** Begin **
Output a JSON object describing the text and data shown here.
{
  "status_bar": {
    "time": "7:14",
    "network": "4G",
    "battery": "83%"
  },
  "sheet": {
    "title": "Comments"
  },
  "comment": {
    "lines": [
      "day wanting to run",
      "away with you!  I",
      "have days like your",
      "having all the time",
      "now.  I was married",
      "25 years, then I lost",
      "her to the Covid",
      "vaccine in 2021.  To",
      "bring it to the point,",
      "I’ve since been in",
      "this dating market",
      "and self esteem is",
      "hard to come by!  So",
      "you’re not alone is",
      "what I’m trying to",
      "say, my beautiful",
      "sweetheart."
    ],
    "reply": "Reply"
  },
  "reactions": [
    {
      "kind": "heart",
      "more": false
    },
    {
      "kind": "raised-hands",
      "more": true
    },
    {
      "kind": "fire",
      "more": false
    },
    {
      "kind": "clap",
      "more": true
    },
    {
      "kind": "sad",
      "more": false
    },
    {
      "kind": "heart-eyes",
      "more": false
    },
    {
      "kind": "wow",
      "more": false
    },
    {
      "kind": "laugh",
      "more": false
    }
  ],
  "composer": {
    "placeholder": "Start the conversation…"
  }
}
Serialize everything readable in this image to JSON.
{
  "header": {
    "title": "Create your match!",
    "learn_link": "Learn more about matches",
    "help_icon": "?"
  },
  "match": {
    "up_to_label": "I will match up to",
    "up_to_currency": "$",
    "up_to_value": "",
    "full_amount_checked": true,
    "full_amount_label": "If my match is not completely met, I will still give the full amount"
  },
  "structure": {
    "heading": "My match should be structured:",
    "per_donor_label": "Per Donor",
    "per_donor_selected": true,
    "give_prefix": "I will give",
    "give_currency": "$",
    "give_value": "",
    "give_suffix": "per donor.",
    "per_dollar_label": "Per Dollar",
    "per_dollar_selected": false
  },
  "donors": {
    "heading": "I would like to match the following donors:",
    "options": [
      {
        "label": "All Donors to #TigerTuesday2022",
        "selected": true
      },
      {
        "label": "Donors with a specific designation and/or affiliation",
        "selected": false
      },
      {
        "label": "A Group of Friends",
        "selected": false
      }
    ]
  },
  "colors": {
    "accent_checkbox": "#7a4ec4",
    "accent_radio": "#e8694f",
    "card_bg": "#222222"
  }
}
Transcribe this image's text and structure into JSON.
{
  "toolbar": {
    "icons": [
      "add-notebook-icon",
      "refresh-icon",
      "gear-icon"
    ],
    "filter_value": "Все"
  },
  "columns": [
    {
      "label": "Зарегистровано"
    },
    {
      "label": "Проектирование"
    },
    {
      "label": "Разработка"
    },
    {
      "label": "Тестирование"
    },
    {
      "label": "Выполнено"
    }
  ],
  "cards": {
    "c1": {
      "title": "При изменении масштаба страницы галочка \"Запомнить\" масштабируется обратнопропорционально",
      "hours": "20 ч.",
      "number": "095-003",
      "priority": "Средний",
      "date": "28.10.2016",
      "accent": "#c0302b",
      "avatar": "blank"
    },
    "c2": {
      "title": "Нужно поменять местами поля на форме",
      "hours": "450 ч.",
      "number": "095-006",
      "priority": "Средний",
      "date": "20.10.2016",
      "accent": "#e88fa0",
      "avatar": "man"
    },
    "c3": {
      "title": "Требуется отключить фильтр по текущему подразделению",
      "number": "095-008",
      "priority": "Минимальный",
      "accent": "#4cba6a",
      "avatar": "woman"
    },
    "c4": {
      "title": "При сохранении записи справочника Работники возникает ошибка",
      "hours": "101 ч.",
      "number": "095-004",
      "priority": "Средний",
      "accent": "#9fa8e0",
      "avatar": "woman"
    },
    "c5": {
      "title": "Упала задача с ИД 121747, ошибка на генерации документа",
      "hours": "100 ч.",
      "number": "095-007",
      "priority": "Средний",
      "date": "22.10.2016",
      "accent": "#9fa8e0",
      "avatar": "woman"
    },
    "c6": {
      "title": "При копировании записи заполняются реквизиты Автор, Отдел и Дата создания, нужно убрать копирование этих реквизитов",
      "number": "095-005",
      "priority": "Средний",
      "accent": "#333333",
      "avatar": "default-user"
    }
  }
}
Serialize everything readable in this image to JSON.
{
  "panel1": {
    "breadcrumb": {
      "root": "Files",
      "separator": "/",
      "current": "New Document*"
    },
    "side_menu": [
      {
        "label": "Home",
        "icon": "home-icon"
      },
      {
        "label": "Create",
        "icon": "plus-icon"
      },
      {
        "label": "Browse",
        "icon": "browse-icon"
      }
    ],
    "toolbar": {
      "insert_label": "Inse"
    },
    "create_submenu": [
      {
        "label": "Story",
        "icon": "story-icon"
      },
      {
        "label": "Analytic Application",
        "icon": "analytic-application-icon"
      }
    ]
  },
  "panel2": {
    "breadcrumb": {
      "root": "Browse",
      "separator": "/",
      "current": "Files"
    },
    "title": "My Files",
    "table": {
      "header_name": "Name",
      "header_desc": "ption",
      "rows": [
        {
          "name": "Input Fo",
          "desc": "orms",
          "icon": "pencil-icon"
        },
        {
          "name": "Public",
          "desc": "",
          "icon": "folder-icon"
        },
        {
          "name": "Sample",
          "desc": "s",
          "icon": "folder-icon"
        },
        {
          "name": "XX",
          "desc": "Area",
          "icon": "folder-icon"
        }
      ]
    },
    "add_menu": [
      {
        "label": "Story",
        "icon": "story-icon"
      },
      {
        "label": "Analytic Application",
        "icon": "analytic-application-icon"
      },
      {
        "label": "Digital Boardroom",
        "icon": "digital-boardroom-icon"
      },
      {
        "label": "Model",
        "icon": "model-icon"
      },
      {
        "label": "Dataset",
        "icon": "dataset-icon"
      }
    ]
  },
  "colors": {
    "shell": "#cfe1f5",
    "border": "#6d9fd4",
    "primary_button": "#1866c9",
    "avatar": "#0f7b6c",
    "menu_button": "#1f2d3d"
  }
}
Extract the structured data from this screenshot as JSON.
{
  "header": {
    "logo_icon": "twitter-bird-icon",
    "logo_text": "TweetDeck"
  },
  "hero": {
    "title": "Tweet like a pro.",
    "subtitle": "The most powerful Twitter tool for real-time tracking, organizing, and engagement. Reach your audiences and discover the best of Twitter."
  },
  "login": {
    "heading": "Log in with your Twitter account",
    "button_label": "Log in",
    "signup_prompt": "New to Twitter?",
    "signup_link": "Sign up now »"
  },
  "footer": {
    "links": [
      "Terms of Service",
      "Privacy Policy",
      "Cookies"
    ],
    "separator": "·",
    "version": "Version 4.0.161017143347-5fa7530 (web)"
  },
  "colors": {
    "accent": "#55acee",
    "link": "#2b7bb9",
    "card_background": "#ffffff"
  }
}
** End **
__What you should do__. Can you give every line above again, exactly as written?

__Correct response__.
Output a JSON object describing the text and data shown here.
{
  "status_bar": {
    "time": "7:14",
    "network": "4G",
    "battery": "83%"
  },
  "sheet": {
    "title": "Comments"
  },
  "comment": {
    "lines": [
      "day wanting to run",
      "away with you!  I",
      "have days like your",
      "having all the time",
      "now.  I was married",
      "25 years, then I lost",
      "her to the Covid",
      "vaccine in 2021.  To",
      "bring it to the point,",
      "I’ve since been in",
      "this dating market",
      "and self esteem is",
      "hard to come by!  So",
      "you’re not alone is",
      "what I’m trying to",
      "say, my beautiful",
      "sweetheart."
    ],
    "reply": "Reply"
  },
  "reactions": [
    {
      "kind": "heart",
      "more": false
    },
    {
      "kind": "raised-hands",
      "more": true
    },
    {
      "kind": "fire",
      "more": false
    },
    {
      "kind": "clap",
      "more": true
    },
    {
      "kind": "sad",
      "more": false
    },
    {
      "kind": "heart-eyes",
      "more": false
    },
    {
      "kind": "wow",
      "more": false
    },
    {
      "kind": "laugh",
      "more": false
    }
  ],
  "composer": {
    "placeholder": "Start the conversation…"
  }
}
Serialize everything readable in this image to JSON.
{
  "header": {
    "title": "Create your match!",
    "learn_link": "Learn more about matches",
    "help_icon": "?"
  },
  "match": {
    "up_to_label": "I will match up to",
    "up_to_currency": "$",
    "up_to_value": "",
    "full_amount_checked": true,
    "full_amount_label": "If my match is not completely met, I will still give the full amount"
  },
  "structure": {
    "heading": "My match should be structured:",
    "per_donor_label": "Per Donor",
    "per_donor_selected": true,
    "give_prefix": "I will give",
    "give_currency": "$",
    "give_value": "",
    "give_suffix": "per donor.",
    "per_dollar_label": "Per Dollar",
    "per_dollar_selected": false
  },
  "donors": {
    "heading": "I would like to match the following donors:",
    "options": [
      {
        "label": "All Donors to #TigerTuesday2022",
        "selected": true
      },
      {
        "label": "Donors with a specific designation and/or affiliation",
        "selected": false
      },
      {
        "label": "A Group of Friends",
        "selected": false
      }
    ]
  },
  "colors": {
    "accent_checkbox": "#7a4ec4",
    "accent_radio": "#e8694f",
    "card_bg": "#222222"
  }
}
Transcribe this image's text and structure into JSON.
{
  "toolbar": {
    "icons": [
      "add-notebook-icon",
      "refresh-icon",
      "gear-icon"
    ],
    "filter_value": "Все"
  },
  "columns": [
    {
      "label": "Зарегистровано"
    },
    {
      "label": "Проектирование"
    },
    {
      "label": "Разработка"
    },
    {
      "label": "Тестирование"
    },
    {
      "label": "Выполнено"
    }
  ],
  "cards": {
    "c1": {
      "title": "При изменении масштаба страницы галочка \"Запомнить\" масштабируется обратнопропорционально",
      "hours": "20 ч.",
      "number": "095-003",
      "priority": "Средний",
      "date": "28.10.2016",
      "accent": "#c0302b",
      "avatar": "blank"
    },
    "c2": {
      "title": "Нужно поменять местами поля на форме",
      "hours": "450 ч.",
      "number": "095-006",
      "priority": "Средний",
      "date": "20.10.2016",
      "accent": "#e88fa0",
      "avatar": "man"
    },
    "c3": {
      "title": "Требуется отключить фильтр по текущему подразделению",
      "number": "095-008",
      "priority": "Минимальный",
      "accent": "#4cba6a",
      "avatar": "woman"
    },
    "c4": {
      "title": "При сохранении записи справочника Работники возникает ошибка",
      "hours": "101 ч.",
      "number": "095-004",
      "priority": "Средний",
      "accent": "#9fa8e0",
      "avatar": "woman"
    },
    "c5": {
      "title": "Упала задача с ИД 121747, ошибка на генерации документа",
      "hours": "100 ч.",
      "number": "095-007",
      "priority": "Средний",
      "date": "22.10.2016",
      "accent": "#9fa8e0",
      "avatar": "woman"
    },
    "c6": {
      "title": "При копировании записи заполняются реквизиты Автор, Отдел и Дата создания, нужно убрать копирование этих реквизитов",
      "number": "095-005",
      "priority": "Средний",
      "accent": "#333333",
      "avatar": "default-user"
    }
  }
}
Serialize everything readable in this image to JSON.
{
  "panel1": {
    "breadcrumb": {
      "root": "Files",
      "separator": "/",
      "current": "New Document*"
    },
    "side_menu": [
      {
        "label": "Home",
        "icon": "home-icon"
      },
      {
        "label": "Create",
        "icon": "plus-icon"
      },
      {
        "label": "Browse",
        "icon": "browse-icon"
      }
    ],
    "toolbar": {
      "insert_label": "Inse"
    },
    "create_submenu": [
      {
        "label": "Story",
        "icon": "story-icon"
      },
      {
        "label": "Analytic Application",
        "icon": "analytic-application-icon"
      }
    ]
  },
  "panel2": {
    "breadcrumb": {
      "root": "Browse",
      "separator": "/",
      "current": "Files"
    },
    "title": "My Files",
    "table": {
      "header_name": "Name",
      "header_desc": "ption",
      "rows": [
        {
          "name": "Input Fo",
          "desc": "orms",
          "icon": "pencil-icon"
        },
        {
          "name": "Public",
          "desc": "",
          "icon": "folder-icon"
        },
        {
          "name": "Sample",
          "desc": "s",
          "icon": "folder-icon"
        },
        {
          "name": "XX",
          "desc": "Area",
          "icon": "folder-icon"
        }
      ]
    },
    "add_menu": [
      {
        "label": "Story",
        "icon": "story-icon"
      },
      {
        "label": "Analytic Application",
        "icon": "analytic-application-icon"
      },
      {
        "label": "Digital Boardroom",
        "icon": "digital-boardroom-icon"
      },
      {
        "label": "Model",
        "icon": "model-icon"
      },
      {
        "label": "Dataset",
        "icon": "dataset-icon"
      }
    ]
  },
  "colors": {
    "shell": "#cfe1f5",
    "border": "#6d9fd4",
    "primary_button": "#1866c9",
    "avatar": "#0f7b6c",
    "menu_button": "#1f2d3d"
  }
}
Extract the structured data from this screenshot as JSON.
{
  "header": {
    "logo_icon": "twitter-bird-icon",
    "logo_text": "TweetDeck"
  },
  "hero": {
    "title": "Tweet like a pro.",
    "subtitle": "The most powerful Twitter tool for real-time tracking, organizing, and engagement. Reach your audiences and discover the best of Twitter."
  },
  "login": {
    "heading": "Log in with your Twitter account",
    "button_label": "Log in",
    "signup_prompt": "New to Twitter?",
    "signup_link": "Sign up now »"
  },
  "footer": {
    "links": [
      "Terms of Service",
      "Privacy Policy",
      "Cookies"
    ],
    "separator": "·",
    "version": "Version 4.0.161017143347-5fa7530 (web)"
  },
  "colors": {
    "accent": "#55acee",
    "link": "#2b7bb9",
    "card_background": "#ffffff"
  }
}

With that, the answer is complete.